### TASK BRIEF
Search the records for "филологических" and copy each line that holds it.

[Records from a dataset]
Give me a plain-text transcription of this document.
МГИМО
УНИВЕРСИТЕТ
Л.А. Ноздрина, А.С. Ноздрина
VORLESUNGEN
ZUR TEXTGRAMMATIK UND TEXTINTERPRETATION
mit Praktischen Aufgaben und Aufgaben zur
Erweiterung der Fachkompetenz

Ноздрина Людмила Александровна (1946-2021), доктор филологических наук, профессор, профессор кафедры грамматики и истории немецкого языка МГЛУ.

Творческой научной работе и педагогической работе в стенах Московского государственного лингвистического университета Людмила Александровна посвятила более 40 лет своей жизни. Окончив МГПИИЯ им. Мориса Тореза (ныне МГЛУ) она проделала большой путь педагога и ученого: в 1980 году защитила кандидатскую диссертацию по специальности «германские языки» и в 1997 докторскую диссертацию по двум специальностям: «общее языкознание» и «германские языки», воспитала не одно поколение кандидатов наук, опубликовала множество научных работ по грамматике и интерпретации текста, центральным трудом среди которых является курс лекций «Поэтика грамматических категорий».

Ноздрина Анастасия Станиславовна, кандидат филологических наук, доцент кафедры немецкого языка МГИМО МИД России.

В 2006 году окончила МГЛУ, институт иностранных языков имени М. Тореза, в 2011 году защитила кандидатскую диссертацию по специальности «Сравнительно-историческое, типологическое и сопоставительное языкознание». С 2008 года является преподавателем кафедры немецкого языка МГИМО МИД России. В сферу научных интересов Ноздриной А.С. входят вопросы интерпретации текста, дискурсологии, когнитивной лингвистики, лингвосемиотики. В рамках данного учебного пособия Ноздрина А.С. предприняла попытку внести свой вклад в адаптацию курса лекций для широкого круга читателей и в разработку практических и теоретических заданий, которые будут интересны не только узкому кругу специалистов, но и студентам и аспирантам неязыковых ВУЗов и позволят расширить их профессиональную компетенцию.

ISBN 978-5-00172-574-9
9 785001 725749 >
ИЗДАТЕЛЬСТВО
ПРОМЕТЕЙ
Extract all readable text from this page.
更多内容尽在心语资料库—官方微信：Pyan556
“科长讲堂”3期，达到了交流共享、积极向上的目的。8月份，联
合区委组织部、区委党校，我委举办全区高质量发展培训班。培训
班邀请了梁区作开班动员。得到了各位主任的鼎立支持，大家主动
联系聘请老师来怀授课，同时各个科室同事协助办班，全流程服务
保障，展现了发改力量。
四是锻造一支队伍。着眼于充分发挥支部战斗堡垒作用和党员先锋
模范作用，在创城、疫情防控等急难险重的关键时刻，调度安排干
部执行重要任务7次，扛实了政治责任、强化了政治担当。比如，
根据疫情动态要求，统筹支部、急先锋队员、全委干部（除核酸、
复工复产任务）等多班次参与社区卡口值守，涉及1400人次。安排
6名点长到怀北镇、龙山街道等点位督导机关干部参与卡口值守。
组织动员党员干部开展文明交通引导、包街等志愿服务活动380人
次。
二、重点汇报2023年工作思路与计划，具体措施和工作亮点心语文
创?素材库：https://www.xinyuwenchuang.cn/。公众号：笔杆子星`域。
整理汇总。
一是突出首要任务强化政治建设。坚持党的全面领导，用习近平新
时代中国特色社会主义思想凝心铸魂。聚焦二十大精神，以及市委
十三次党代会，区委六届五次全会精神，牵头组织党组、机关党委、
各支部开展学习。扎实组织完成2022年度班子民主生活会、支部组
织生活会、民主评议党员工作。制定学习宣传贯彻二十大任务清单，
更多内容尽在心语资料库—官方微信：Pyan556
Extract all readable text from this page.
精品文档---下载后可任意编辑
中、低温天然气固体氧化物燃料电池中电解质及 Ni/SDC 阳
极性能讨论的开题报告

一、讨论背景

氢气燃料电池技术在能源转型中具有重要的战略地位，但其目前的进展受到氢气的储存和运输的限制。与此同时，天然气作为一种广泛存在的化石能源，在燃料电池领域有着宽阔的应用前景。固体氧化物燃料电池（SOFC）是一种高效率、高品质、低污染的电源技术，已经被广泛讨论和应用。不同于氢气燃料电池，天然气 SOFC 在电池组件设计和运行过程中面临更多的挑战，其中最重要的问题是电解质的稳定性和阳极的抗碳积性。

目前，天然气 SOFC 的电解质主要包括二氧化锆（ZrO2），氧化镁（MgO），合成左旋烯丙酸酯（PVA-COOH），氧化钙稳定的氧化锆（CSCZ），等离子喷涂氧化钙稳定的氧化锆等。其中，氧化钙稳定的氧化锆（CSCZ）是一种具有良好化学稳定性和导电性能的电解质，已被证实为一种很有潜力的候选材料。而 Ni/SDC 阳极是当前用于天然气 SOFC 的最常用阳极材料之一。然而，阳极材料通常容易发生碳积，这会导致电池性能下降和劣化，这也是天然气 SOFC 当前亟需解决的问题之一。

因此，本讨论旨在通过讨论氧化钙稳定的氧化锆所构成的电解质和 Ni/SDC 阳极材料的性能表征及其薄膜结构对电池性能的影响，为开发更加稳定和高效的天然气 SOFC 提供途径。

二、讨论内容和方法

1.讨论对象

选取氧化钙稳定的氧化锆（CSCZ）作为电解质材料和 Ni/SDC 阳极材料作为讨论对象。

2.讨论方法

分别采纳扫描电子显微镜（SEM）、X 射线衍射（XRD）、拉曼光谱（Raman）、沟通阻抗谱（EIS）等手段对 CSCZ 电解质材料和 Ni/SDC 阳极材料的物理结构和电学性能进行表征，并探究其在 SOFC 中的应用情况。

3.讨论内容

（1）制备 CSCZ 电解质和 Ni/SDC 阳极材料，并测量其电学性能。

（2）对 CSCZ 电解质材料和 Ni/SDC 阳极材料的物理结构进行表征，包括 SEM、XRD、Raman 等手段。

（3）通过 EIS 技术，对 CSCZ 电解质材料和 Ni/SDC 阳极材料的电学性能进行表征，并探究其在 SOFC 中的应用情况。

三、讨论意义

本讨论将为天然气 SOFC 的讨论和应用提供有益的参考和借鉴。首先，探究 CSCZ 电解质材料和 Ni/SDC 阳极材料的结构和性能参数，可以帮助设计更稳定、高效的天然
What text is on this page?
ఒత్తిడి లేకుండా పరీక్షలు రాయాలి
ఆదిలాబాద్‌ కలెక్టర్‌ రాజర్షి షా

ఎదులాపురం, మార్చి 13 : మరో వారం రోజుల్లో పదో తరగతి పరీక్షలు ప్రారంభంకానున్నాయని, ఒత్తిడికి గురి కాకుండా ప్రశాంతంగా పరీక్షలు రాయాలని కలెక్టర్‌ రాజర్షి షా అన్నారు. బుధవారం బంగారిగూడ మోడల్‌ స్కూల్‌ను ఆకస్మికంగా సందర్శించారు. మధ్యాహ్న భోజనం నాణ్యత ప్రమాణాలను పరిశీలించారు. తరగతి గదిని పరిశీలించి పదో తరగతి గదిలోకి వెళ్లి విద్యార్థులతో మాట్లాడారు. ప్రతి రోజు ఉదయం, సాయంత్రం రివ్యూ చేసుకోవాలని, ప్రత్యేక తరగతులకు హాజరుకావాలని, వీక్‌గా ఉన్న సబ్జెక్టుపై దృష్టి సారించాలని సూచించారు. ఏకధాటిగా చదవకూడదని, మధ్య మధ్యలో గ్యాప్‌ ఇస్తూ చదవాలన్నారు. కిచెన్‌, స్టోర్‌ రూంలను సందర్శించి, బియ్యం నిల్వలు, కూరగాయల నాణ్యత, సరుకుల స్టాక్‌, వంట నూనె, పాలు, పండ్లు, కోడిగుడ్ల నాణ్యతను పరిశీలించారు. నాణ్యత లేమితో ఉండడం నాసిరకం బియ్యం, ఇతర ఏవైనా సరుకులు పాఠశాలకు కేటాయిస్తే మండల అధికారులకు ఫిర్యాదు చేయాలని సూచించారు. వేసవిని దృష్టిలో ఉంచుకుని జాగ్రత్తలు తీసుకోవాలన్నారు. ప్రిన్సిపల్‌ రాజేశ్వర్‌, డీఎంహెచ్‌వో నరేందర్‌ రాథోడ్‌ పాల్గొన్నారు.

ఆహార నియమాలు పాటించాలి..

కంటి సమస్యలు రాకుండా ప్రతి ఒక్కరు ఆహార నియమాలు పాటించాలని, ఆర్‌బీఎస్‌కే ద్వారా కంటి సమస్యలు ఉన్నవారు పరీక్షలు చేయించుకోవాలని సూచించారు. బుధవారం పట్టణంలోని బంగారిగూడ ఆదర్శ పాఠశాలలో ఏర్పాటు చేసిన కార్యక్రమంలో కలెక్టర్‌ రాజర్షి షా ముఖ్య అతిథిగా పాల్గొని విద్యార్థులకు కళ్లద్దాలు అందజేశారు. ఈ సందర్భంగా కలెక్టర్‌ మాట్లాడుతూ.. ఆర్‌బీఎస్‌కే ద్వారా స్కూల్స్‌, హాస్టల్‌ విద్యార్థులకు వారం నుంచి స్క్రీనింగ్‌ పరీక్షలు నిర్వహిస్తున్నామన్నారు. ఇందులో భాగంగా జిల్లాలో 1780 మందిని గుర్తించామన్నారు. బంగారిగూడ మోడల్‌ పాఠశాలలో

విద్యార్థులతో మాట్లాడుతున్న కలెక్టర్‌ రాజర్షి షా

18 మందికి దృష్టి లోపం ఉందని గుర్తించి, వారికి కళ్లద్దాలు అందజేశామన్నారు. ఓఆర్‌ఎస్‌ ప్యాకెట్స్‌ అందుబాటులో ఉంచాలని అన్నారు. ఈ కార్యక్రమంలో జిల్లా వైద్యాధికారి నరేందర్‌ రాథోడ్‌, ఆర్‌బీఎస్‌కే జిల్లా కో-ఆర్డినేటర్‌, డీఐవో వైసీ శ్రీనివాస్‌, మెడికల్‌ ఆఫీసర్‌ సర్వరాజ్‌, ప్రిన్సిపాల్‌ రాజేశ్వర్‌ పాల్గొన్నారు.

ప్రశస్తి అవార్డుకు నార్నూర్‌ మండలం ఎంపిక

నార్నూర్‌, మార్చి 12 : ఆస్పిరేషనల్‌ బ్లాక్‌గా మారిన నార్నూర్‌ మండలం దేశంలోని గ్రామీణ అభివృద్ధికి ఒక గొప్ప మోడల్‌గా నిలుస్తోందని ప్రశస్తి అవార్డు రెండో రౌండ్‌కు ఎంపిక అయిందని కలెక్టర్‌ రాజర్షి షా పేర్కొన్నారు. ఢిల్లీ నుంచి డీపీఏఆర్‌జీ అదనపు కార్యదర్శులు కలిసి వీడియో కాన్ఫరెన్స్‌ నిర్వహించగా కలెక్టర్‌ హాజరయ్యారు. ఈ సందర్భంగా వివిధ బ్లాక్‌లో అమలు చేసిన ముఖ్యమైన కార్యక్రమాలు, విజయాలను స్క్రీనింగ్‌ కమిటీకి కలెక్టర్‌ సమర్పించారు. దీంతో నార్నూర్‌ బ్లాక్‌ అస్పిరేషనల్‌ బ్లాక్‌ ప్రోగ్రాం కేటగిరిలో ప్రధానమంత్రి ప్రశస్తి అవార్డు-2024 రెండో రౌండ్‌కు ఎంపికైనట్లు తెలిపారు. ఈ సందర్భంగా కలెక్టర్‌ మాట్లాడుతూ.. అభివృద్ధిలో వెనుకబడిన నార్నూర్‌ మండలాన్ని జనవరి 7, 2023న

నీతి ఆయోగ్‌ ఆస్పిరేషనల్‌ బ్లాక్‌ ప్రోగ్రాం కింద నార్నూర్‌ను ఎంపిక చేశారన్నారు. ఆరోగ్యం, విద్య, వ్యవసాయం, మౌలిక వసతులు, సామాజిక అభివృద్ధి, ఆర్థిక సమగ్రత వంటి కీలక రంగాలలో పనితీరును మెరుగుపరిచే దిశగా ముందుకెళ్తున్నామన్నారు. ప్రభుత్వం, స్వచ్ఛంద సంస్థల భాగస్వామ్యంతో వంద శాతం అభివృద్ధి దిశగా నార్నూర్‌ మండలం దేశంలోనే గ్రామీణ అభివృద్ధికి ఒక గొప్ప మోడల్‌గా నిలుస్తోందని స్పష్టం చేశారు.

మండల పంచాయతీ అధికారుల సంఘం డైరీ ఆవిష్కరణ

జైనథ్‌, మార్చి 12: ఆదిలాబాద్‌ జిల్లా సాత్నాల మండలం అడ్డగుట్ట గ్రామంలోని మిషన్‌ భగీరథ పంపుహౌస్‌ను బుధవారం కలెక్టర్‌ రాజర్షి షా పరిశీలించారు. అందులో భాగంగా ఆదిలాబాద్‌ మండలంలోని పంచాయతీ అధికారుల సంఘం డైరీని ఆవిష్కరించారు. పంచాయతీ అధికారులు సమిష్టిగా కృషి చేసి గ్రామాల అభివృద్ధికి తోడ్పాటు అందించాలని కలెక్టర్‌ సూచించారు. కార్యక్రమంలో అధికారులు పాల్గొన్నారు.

### THE COMPLETED TASK
Ноздрина Людмила Александровна (1946-2021), доктор филологических наук, профессор, профессор кафедры грамматики и истории немецкого языка МГЛУ.
Ноздрина Анастасия Станиславовна, кандидат филологических наук, доцент кафедры немецкого языка МГИМО МИД России.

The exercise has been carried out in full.